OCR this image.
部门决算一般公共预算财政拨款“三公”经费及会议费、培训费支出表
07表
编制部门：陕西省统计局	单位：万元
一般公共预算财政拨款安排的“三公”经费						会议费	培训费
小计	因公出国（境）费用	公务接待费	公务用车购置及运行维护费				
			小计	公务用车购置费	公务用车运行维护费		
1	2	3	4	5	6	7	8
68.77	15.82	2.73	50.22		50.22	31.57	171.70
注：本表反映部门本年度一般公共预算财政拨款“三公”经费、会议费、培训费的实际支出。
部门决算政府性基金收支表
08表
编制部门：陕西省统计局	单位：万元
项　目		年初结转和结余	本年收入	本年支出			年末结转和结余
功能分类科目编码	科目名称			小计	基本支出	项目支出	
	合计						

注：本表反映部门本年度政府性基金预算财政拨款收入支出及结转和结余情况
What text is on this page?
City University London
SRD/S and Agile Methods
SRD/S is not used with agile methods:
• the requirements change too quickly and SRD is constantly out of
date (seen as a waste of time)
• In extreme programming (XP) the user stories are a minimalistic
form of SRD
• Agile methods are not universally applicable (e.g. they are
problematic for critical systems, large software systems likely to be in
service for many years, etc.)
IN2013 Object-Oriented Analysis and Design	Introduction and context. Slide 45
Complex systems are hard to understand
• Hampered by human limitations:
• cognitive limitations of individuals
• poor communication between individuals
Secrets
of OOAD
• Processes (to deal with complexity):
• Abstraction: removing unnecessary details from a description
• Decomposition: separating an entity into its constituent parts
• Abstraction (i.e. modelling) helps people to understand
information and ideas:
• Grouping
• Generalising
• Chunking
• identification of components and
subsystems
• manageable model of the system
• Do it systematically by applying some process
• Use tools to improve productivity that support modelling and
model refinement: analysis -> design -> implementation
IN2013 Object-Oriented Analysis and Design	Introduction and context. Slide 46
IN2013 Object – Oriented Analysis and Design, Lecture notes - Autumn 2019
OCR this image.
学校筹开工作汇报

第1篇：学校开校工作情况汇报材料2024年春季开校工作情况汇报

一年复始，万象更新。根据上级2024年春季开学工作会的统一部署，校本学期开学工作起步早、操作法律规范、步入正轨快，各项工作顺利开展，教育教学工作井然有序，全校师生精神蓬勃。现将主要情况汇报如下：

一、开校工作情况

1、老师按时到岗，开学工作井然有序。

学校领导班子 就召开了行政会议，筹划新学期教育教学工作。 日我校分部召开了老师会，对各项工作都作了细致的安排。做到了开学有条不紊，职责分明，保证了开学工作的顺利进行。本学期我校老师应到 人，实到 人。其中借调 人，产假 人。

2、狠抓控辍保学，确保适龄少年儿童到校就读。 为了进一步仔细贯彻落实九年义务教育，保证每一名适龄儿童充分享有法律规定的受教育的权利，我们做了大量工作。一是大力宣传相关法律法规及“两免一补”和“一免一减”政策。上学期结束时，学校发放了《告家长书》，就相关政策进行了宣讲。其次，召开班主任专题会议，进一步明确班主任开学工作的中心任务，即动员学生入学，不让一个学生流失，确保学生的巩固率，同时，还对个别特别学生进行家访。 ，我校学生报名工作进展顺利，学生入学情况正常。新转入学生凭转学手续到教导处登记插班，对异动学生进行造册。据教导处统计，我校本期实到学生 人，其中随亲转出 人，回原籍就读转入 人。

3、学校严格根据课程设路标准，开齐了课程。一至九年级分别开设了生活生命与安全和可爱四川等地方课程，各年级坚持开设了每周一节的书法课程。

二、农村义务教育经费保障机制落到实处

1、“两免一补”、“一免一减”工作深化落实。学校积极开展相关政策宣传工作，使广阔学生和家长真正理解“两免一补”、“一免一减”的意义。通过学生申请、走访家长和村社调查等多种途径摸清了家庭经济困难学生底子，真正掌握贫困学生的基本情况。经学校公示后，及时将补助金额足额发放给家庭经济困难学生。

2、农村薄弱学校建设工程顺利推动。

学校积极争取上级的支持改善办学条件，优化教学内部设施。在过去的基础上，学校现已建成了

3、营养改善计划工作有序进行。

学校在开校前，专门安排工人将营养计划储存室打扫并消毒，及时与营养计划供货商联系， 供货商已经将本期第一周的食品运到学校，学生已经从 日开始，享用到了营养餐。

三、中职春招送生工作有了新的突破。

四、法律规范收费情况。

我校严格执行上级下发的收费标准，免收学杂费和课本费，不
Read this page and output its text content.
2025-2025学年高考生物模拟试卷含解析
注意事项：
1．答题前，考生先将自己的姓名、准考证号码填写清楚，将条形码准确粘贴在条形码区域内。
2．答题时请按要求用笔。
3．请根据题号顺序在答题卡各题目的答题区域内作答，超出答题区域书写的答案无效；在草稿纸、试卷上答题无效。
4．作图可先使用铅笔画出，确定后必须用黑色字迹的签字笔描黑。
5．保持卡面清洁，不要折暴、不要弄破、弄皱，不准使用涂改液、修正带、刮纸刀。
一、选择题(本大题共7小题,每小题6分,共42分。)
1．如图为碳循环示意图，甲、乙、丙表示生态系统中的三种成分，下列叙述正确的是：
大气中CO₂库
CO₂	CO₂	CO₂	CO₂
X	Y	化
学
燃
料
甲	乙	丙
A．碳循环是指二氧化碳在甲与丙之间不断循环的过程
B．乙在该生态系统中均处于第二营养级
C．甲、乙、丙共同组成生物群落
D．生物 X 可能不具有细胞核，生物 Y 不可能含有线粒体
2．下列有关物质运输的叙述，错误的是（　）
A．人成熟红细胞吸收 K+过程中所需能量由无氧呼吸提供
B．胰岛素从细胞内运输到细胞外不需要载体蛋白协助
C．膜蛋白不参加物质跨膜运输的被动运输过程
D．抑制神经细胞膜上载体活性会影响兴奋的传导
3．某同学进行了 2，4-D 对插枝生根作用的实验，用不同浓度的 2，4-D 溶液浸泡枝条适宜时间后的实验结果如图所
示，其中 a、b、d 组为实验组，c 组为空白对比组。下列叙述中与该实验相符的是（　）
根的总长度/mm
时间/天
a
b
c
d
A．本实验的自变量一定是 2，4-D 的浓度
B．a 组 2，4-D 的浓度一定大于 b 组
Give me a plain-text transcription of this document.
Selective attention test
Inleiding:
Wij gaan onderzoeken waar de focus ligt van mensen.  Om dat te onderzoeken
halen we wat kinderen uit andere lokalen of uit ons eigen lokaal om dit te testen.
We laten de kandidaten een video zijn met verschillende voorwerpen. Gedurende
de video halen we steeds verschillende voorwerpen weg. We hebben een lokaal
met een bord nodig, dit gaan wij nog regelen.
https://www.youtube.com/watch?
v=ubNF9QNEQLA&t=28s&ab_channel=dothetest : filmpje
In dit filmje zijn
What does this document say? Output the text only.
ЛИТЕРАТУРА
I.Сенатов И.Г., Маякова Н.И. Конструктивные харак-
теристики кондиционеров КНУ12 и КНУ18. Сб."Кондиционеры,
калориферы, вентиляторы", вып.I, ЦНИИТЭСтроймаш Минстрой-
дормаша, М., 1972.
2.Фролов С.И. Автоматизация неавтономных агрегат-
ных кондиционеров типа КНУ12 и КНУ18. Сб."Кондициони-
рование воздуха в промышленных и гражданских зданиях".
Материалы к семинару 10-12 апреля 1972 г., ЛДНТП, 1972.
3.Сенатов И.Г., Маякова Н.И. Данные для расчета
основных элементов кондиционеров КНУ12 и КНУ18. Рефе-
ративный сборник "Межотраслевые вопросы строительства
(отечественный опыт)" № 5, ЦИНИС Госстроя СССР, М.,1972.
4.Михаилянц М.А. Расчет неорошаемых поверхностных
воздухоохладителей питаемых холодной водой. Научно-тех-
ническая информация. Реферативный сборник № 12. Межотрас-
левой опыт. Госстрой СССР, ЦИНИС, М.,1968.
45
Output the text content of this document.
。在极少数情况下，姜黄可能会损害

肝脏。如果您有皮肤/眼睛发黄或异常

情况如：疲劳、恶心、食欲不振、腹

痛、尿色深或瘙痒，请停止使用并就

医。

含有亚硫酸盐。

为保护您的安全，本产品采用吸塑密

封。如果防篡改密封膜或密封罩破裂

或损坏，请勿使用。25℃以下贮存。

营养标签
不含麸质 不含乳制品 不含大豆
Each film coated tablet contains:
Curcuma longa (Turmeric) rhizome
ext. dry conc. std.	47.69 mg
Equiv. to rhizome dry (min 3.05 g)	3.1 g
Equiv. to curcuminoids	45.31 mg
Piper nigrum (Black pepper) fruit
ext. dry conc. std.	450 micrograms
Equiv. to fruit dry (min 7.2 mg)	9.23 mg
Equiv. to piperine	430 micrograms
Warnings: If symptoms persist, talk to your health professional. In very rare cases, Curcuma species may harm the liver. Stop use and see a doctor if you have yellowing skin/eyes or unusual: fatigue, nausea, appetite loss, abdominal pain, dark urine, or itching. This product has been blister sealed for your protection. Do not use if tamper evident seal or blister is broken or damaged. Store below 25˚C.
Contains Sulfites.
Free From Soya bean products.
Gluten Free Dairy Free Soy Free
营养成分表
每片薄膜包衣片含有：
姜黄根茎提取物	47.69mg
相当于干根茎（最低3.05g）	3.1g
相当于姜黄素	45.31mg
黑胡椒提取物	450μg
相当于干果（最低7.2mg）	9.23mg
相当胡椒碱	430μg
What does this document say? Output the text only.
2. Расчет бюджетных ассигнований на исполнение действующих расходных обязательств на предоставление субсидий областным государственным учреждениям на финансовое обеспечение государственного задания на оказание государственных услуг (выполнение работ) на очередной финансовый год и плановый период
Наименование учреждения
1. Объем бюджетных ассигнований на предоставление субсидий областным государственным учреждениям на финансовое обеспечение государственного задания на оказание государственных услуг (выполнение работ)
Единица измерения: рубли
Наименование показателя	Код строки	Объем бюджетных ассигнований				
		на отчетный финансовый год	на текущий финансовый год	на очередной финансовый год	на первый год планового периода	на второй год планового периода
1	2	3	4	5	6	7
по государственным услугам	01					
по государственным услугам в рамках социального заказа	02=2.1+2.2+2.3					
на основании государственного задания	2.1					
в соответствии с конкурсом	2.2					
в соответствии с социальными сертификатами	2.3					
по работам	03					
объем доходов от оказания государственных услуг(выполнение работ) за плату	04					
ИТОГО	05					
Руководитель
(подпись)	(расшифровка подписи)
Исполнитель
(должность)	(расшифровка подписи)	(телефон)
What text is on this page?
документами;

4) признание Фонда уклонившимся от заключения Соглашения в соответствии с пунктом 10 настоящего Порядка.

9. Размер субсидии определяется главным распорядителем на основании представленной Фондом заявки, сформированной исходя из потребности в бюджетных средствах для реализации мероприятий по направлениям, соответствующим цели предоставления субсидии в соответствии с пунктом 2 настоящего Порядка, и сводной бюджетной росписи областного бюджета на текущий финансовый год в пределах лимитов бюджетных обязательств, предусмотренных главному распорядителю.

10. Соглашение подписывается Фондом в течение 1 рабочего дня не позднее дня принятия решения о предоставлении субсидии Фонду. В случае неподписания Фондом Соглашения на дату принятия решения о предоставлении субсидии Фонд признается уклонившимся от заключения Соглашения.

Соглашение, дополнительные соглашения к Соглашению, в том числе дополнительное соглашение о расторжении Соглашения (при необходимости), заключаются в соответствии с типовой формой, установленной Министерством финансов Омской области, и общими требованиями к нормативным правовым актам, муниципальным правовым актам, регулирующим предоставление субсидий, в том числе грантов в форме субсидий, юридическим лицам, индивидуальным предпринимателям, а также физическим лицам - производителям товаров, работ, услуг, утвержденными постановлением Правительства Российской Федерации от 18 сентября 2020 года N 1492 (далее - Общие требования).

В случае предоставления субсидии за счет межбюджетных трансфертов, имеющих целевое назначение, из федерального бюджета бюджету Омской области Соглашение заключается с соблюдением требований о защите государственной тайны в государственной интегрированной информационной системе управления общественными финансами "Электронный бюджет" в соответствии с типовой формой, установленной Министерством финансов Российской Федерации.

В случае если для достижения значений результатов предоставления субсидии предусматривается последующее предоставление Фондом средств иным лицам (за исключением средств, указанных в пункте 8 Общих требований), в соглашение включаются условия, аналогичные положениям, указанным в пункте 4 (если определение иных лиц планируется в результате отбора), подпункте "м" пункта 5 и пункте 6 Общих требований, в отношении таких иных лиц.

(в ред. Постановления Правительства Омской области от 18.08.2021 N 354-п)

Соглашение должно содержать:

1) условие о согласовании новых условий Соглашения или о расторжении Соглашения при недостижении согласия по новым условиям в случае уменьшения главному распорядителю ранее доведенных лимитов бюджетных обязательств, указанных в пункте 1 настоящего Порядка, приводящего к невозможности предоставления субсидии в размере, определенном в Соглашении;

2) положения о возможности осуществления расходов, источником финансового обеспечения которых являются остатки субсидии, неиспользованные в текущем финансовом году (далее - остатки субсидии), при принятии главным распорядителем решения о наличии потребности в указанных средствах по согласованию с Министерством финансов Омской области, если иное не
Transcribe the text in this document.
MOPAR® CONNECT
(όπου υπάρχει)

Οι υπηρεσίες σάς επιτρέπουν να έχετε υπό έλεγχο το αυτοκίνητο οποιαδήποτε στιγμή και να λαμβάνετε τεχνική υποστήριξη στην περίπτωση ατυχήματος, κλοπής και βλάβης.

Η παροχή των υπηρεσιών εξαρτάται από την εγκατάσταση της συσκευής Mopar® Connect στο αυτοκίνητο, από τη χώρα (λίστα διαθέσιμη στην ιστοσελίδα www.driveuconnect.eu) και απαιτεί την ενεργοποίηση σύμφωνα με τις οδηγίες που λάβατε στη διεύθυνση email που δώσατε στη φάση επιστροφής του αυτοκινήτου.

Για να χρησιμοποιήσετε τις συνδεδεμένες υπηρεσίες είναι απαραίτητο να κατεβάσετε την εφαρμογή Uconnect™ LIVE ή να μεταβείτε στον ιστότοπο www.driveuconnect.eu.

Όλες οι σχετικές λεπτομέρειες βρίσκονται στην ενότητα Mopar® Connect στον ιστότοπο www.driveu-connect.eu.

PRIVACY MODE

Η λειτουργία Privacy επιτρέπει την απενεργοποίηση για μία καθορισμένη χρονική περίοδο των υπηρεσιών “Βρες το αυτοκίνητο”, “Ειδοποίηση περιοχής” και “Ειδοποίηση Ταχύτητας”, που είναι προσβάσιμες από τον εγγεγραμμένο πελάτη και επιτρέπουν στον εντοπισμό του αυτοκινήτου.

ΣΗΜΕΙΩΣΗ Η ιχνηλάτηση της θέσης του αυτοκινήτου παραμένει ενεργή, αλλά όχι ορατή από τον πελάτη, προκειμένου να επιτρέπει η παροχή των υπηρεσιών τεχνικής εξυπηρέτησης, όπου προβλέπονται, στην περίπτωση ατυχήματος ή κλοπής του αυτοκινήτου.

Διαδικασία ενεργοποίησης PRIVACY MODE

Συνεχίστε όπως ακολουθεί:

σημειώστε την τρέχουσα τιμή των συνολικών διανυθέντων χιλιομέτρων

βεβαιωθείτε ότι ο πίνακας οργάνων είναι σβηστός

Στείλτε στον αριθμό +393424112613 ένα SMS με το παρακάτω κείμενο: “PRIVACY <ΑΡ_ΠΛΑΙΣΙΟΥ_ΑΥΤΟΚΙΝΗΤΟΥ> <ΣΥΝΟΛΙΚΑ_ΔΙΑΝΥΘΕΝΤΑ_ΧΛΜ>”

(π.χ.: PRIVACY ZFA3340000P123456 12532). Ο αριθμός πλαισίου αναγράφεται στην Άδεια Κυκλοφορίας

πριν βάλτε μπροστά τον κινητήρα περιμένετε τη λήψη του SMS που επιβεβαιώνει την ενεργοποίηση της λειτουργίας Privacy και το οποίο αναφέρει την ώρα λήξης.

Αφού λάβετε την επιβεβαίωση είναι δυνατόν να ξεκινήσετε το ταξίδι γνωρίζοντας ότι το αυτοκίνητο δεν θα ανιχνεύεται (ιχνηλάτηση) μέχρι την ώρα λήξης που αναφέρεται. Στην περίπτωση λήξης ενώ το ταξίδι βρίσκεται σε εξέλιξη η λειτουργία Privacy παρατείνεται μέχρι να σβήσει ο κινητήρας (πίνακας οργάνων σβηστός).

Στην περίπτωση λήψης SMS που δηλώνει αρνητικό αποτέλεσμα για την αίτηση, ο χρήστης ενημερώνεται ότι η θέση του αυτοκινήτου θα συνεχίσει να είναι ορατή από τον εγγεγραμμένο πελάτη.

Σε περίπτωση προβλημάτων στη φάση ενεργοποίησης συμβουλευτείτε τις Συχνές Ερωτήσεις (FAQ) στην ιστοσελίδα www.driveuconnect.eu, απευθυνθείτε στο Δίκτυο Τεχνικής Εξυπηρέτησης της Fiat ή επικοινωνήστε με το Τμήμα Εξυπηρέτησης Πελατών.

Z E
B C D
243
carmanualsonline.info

----------------

(YOUR INSTRUCTIONS):
Return every line from the records above that holds the word "individuals".

(ANSWER IN FULL):
• cognitive limitations of individuals
• poor communication between individuals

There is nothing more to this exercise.